> [EXERCISE REQUIREMENTS]:
The data below should be printed in full, exactly, and without any of its images.
──────────
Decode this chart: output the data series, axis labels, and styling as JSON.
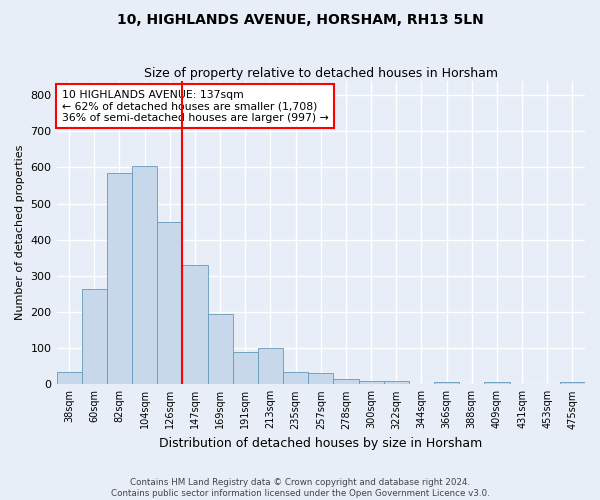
{
  "title": "10, HIGHLANDS AVENUE, HORSHAM, RH13 5LN",
  "subtitle": "Size of property relative to detached houses in Horsham",
  "xlabel": "Distribution of detached houses by size in Horsham",
  "ylabel": "Number of detached properties",
  "categories": [
    "38sqm",
    "60sqm",
    "82sqm",
    "104sqm",
    "126sqm",
    "147sqm",
    "169sqm",
    "191sqm",
    "213sqm",
    "235sqm",
    "257sqm",
    "278sqm",
    "300sqm",
    "322sqm",
    "344sqm",
    "366sqm",
    "388sqm",
    "409sqm",
    "431sqm",
    "453sqm",
    "475sqm"
  ],
  "values": [
    35,
    265,
    585,
    605,
    450,
    330,
    195,
    90,
    100,
    35,
    30,
    15,
    10,
    8,
    0,
    5,
    0,
    5,
    0,
    0,
    5
  ],
  "bar_color": "#c8d8eb",
  "bar_edge_color": "#6699bb",
  "vline_color": "red",
  "vline_x_index": 5,
  "annotation_text": "10 HIGHLANDS AVENUE: 137sqm\n← 62% of detached houses are smaller (1,708)\n36% of semi-detached houses are larger (997) →",
  "annotation_box_color": "white",
  "annotation_box_edge_color": "red",
  "ylim": [
    0,
    840
  ],
  "yticks": [
    0,
    100,
    200,
    300,
    400,
    500,
    600,
    700,
    800
  ],
  "footer_line1": "Contains HM Land Registry data © Crown copyright and database right 2024.",
  "footer_line2": "Contains public sector information licensed under the Open Government Licence v3.0.",
  "bg_color": "#e8eef8",
  "plot_bg_color": "#e8eef8",
  "grid_color": "white",
  "figwidth": 6.0,
  "figheight": 5.0,
  "dpi": 100
}
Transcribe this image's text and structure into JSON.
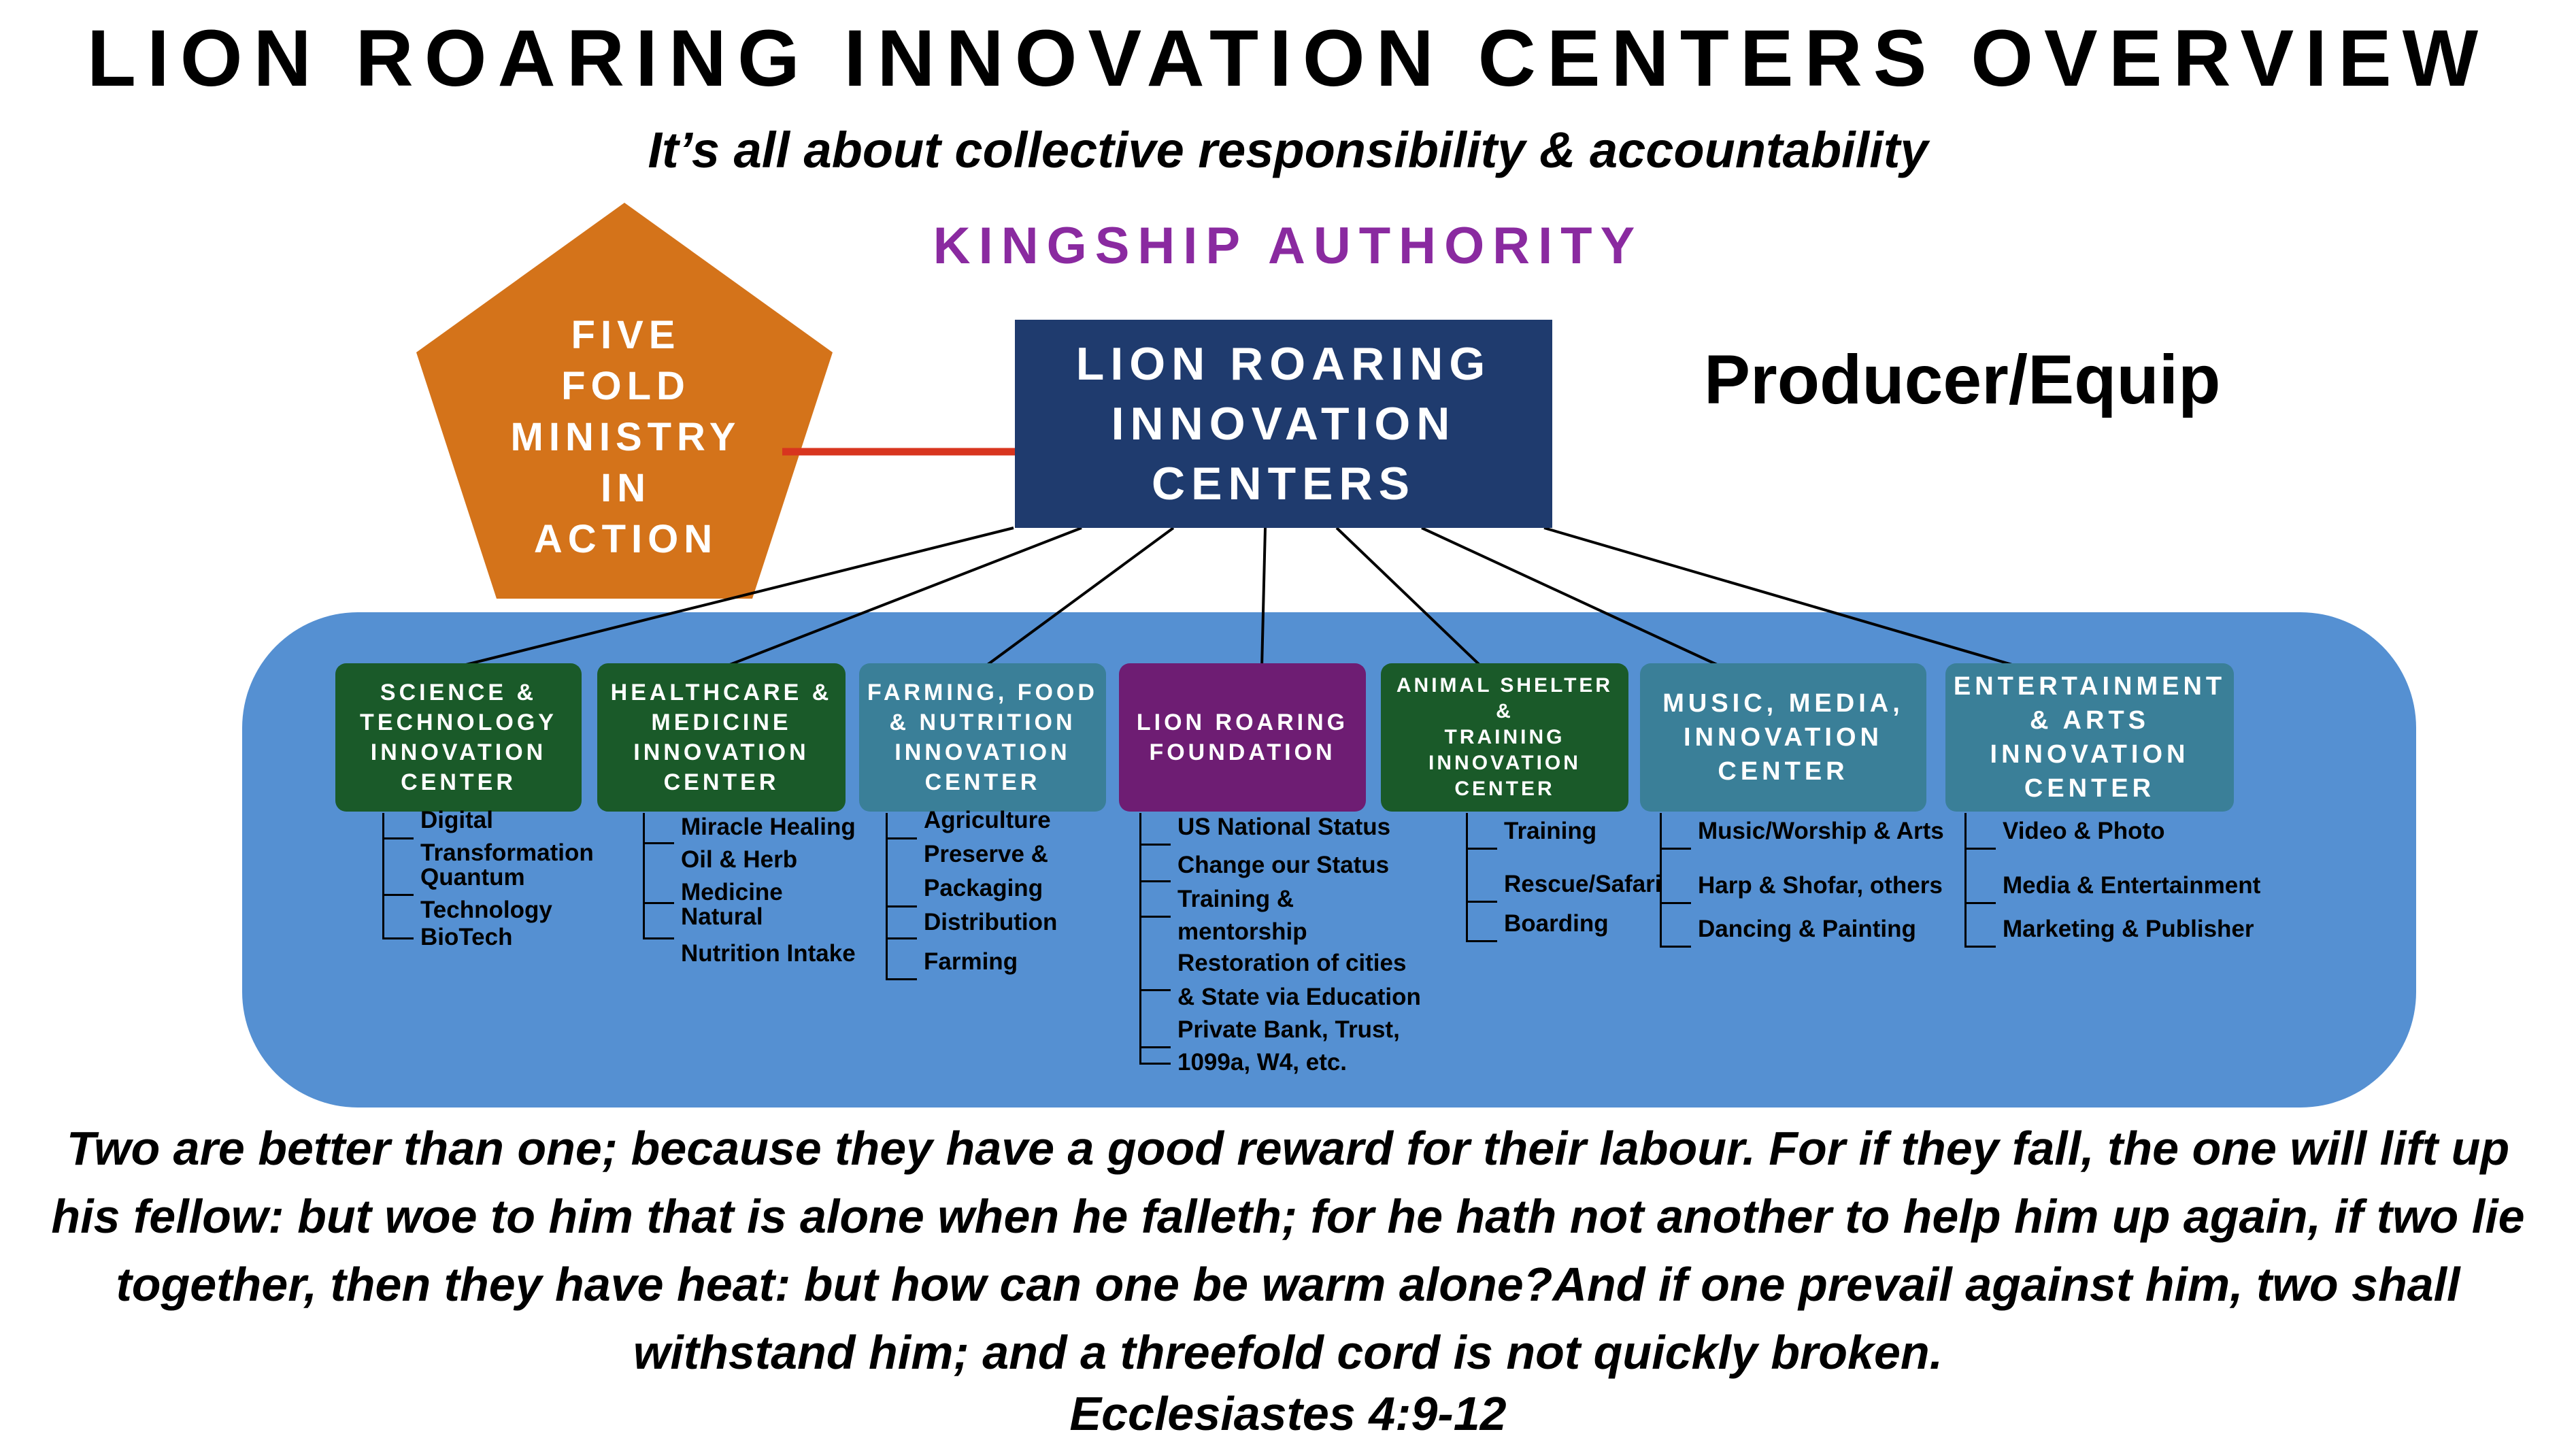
{
  "title": "LION ROARING INNOVATION CENTERS OVERVIEW",
  "subtitle": "It’s all about collective responsibility & accountability",
  "kingship": "KINGSHIP AUTHORITY",
  "pentagon": {
    "lines": [
      "FIVE",
      "FOLD",
      "MINISTRY",
      "IN",
      "ACTION"
    ],
    "color": "#d4731a"
  },
  "main_box": {
    "lines": [
      "LION ROARING",
      "INNOVATION",
      "CENTERS"
    ],
    "color": "#1f3b6e"
  },
  "producer": "Producer/Equip",
  "band_color": "#5590d2",
  "centers": [
    {
      "lines": [
        "SCIENCE &",
        "TECHNOLOGY",
        "INNOVATION",
        "CENTER"
      ],
      "color": "green",
      "items": [
        "Digital",
        "Transformation",
        "Quantum",
        "Technology",
        "BioTech"
      ]
    },
    {
      "lines": [
        "HEALTHCARE &",
        "MEDICINE",
        "INNOVATION",
        "CENTER"
      ],
      "color": "green",
      "items": [
        "Miracle Healing",
        "Oil & Herb",
        "Medicine",
        "Natural",
        "Nutrition Intake"
      ]
    },
    {
      "lines": [
        "FARMING, FOOD",
        "& NUTRITION",
        "INNOVATION",
        "CENTER"
      ],
      "color": "teal",
      "items": [
        "Agriculture",
        "Preserve &",
        "Packaging",
        "Distribution",
        "Farming"
      ]
    },
    {
      "lines": [
        "LION ROARING",
        "FOUNDATION"
      ],
      "color": "purple",
      "items": [
        "US National Status",
        "Change our Status",
        "Training &",
        "mentorship",
        "Restoration of cities",
        "& State via Education",
        "Private Bank, Trust,",
        "1099a, W4, etc."
      ]
    },
    {
      "lines": [
        "ANIMAL SHELTER &",
        "TRAINING",
        "INNOVATION",
        "CENTER"
      ],
      "color": "green",
      "items": [
        "Training",
        "Rescue/Safari",
        "Boarding"
      ]
    },
    {
      "lines": [
        "MUSIC, MEDIA,",
        "INNOVATION",
        "CENTER"
      ],
      "color": "teal",
      "items": [
        "Music/Worship & Arts",
        "Harp & Shofar, others",
        "Dancing & Painting"
      ]
    },
    {
      "lines": [
        "ENTERTAINMENT",
        "& ARTS",
        "INNOVATION",
        "CENTER"
      ],
      "color": "teal",
      "items": [
        "Video & Photo",
        "Media & Entertainment",
        "Marketing & Publisher"
      ]
    }
  ],
  "verse": "Two are better than one; because they have a good reward for their labour. For if they fall, the one will lift up his fellow: but woe to him that is alone when he falleth; for he hath not another to help him up again, if two lie together, then they have heat: but how can one be warm alone?And if one prevail against him, two shall withstand him; and a threefold cord is not quickly broken.",
  "reference": "Ecclesiastes 4:9-12"
}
──────────
> [RESULT FOR THIS EXERCISE]:
Decode this chart: output the data series, axis labels, and styling as JSON.
{
  "title": "10, HIGHLANDS AVENUE, HORSHAM, RH13 5LN",
  "subtitle": "Size of property relative to detached houses in Horsham",
  "xlabel": "Distribution of detached houses by size in Horsham",
  "ylabel": "Number of detached properties",
  "categories": [
    "38sqm",
    "60sqm",
    "82sqm",
    "104sqm",
    "126sqm",
    "147sqm",
    "169sqm",
    "191sqm",
    "213sqm",
    "235sqm",
    "257sqm",
    "278sqm",
    "300sqm",
    "322sqm",
    "344sqm",
    "366sqm",
    "388sqm",
    "409sqm",
    "431sqm",
    "453sqm",
    "475sqm"
  ],
  "values": [
    35,
    265,
    585,
    605,
    450,
    330,
    195,
    90,
    100,
    35,
    30,
    15,
    10,
    8,
    0,
    5,
    0,
    5,
    0,
    0,
    5
  ],
  "bar_color": "#c8d8eb",
  "bar_edge_color": "#6699bb",
  "vline_color": "red",
  "vline_x_index": 5,
  "annotation_text": "10 HIGHLANDS AVENUE: 137sqm\n← 62% of detached houses are smaller (1,708)\n36% of semi-detached houses are larger (997) →",
  "annotation_box_color": "white",
  "annotation_box_edge_color": "red",
  "ylim": [
    0,
    840
  ],
  "yticks": [
    0,
    100,
    200,
    300,
    400,
    500,
    600,
    700,
    800
  ],
  "footer_line1": "Contains HM Land Registry data © Crown copyright and database right 2024.",
  "footer_line2": "Contains public sector information licensed under the Open Government Licence v3.0.",
  "bg_color": "#e8eef8",
  "plot_bg_color": "#e8eef8",
  "grid_color": "white",
  "figwidth": 6.0,
  "figheight": 5.0,
  "dpi": 100
}
Transcribe this image's text and structure into JSON.
{
  "title": "LION ROARING INNOVATION CENTERS OVERVIEW",
  "subtitle": "It’s all about collective responsibility & accountability",
  "kingship": "KINGSHIP AUTHORITY",
  "pentagon": {
    "lines": [
      "FIVE",
      "FOLD",
      "MINISTRY",
      "IN",
      "ACTION"
    ],
    "color": "#d4731a"
  },
  "main_box": {
    "lines": [
      "LION ROARING",
      "INNOVATION",
      "CENTERS"
    ],
    "color": "#1f3b6e"
  },
  "producer": "Producer/Equip",
  "band_color": "#5590d2",
  "centers": [
    {
      "lines": [
        "SCIENCE &",
        "TECHNOLOGY",
        "INNOVATION",
        "CENTER"
      ],
      "color": "green",
      "items": [
        "Digital",
        "Transformation",
        "Quantum",
        "Technology",
        "BioTech"
      ]
    },
    {
      "lines": [
        "HEALTHCARE &",
        "MEDICINE",
        "INNOVATION",
        "CENTER"
      ],
      "color": "green",
      "items": [
        "Miracle Healing",
        "Oil & Herb",
        "Medicine",
        "Natural",
        "Nutrition Intake"
      ]
    },
    {
      "lines": [
        "FARMING, FOOD",
        "& NUTRITION",
        "INNOVATION",
        "CENTER"
      ],
      "color": "teal",
      "items": [
        "Agriculture",
        "Preserve &",
        "Packaging",
        "Distribution",
        "Farming"
      ]
    },
    {
      "lines": [
        "LION ROARING",
        "FOUNDATION"
      ],
      "color": "purple",
      "items": [
        "US National Status",
        "Change our Status",
        "Training &",
        "mentorship",
        "Restoration of cities",
        "& State via Education",
        "Private Bank, Trust,",
        "1099a, W4, etc."
      ]
    },
    {
      "lines": [
        "ANIMAL SHELTER &",
        "TRAINING",
        "INNOVATION",
        "CENTER"
      ],
      "color": "green",
      "items": [
        "Training",
        "Rescue/Safari",
        "Boarding"
      ]
    },
    {
      "lines": [
        "MUSIC, MEDIA,",
        "INNOVATION",
        "CENTER"
      ],
      "color": "teal",
      "items": [
        "Music/Worship & Arts",
        "Harp & Shofar, others",
        "Dancing & Painting"
      ]
    },
    {
      "lines": [
        "ENTERTAINMENT",
        "& ARTS",
        "INNOVATION",
        "CENTER"
      ],
      "color": "teal",
      "items": [
        "Video & Photo",
        "Media & Entertainment",
        "Marketing & Publisher"
      ]
    }
  ],
  "verse": "Two are better than one; because they have a good reward for their labour. For if they fall, the one will lift up his fellow: but woe to him that is alone when he falleth; for he hath not another to help him up again, if two lie together, then they have heat: but how can one be warm alone?And if one prevail against him, two shall withstand him; and a threefold cord is not quickly broken.",
  "reference": "Ecclesiastes 4:9-12"
}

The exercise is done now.